What this task involves = In the material below, the lines containing the word "производственного" are required; copy each of them.
START
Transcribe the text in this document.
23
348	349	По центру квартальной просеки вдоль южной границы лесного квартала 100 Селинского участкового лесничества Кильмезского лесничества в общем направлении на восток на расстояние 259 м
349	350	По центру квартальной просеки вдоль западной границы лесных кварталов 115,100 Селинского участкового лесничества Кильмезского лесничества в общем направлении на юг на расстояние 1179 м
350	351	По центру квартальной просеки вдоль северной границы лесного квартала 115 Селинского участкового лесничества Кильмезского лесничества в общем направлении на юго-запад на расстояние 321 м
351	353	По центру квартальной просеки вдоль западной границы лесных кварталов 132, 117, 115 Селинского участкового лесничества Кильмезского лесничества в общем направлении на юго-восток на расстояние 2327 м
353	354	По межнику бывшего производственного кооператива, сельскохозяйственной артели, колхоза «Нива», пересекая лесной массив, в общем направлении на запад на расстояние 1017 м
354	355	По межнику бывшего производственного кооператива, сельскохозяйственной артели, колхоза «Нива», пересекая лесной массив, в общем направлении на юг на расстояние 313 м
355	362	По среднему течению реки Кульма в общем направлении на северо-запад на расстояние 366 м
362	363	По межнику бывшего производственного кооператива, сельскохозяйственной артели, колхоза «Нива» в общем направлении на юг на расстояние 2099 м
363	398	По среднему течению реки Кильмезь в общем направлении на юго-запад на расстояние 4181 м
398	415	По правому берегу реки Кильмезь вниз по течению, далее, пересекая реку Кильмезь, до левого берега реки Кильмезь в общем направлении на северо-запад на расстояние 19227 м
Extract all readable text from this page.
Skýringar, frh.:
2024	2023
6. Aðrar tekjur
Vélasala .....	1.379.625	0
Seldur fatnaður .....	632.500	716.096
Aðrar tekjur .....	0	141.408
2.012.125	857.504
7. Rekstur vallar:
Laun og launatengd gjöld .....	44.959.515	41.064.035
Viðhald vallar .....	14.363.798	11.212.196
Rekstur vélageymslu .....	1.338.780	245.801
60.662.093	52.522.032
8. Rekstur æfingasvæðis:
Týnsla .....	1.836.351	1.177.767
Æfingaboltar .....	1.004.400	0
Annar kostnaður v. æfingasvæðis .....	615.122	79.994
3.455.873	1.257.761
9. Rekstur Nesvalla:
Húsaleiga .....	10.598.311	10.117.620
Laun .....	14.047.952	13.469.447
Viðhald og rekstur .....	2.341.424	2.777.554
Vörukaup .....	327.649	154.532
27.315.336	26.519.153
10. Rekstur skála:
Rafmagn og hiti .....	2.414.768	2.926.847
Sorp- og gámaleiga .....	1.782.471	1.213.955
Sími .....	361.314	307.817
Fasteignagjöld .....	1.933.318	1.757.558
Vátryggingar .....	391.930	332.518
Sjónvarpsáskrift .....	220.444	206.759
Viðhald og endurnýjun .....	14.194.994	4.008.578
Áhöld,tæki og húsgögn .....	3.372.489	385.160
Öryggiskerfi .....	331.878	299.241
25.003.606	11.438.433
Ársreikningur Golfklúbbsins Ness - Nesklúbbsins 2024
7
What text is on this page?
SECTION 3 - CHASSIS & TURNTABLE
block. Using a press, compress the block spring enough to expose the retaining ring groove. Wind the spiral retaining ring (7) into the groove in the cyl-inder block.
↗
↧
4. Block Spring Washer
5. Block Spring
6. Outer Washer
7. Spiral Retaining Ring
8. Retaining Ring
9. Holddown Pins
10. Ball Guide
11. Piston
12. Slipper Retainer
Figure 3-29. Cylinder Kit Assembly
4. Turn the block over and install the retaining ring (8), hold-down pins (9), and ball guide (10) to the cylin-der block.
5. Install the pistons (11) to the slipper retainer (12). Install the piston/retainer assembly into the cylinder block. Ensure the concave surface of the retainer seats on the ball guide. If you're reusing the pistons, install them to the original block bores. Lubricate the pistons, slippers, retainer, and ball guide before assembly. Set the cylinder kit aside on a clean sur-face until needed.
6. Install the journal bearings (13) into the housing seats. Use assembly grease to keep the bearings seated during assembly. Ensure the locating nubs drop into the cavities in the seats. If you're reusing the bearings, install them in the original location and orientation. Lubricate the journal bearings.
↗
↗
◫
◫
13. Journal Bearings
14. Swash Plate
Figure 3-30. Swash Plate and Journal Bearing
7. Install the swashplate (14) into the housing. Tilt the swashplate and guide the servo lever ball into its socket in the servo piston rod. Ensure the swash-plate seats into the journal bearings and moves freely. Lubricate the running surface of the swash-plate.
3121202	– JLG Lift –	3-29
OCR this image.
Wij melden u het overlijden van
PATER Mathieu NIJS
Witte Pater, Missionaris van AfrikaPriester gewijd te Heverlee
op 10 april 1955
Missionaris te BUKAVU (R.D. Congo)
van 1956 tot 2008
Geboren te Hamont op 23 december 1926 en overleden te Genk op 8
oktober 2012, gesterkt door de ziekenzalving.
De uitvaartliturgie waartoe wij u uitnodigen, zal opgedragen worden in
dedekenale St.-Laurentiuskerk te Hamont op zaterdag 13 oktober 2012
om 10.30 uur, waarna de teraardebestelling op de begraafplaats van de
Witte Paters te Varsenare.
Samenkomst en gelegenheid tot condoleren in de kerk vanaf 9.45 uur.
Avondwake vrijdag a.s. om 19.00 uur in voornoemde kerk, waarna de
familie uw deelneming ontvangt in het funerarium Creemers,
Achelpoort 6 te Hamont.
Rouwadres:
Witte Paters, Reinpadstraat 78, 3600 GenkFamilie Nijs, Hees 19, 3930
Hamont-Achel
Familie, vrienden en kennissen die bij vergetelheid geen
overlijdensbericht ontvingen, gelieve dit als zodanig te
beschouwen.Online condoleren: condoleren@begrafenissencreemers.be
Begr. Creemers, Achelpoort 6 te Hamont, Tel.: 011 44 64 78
END
Answer to this problem =
353	354	По межнику бывшего производственного кооператива, сельскохозяйственной артели, колхоза «Нива», пересекая лесной массив, в общем направлении на запад на расстояние 1017 м
354	355	По межнику бывшего производственного кооператива, сельскохозяйственной артели, колхоза «Нива», пересекая лесной массив, в общем направлении на юг на расстояние 313 м
362	363	По межнику бывшего производственного кооператива, сельскохозяйственной артели, колхоза «Нива» в общем направлении на юг на расстояние 2099 м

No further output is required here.